Extract every line from the records below that contains the word "label".

[Start Material for this exercise]

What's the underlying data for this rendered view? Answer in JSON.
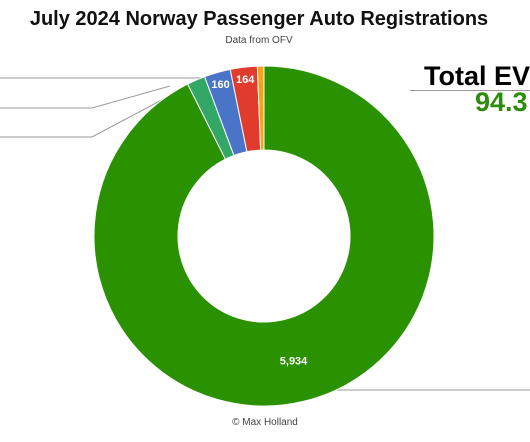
{
  "chart_data": {
    "type": "pie",
    "title": "July 2024 Norway Passenger Auto Registrations",
    "subtitle": "Data from OFV",
    "donut": true,
    "slices": [
      {
        "value": 5934,
        "label": "5,934",
        "color": "#2a9200"
      },
      {
        "value": 111,
        "label": "",
        "color": "#33a866"
      },
      {
        "value": 160,
        "label": "160",
        "color": "#4a74c8"
      },
      {
        "value": 164,
        "label": "164",
        "color": "#e03b2c"
      },
      {
        "value": 40,
        "label": "",
        "color": "#f4a512"
      }
    ]
  },
  "annotation": {
    "label": "Total EV",
    "value": "94.3"
  },
  "credit": "© Max Holland"
}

[End Material for this exercise]

• Written reply
        "label": "5,934",
        "label": "",
        "label": "160",
        "label": "164",
        "label": "",
    "label": "Total EV",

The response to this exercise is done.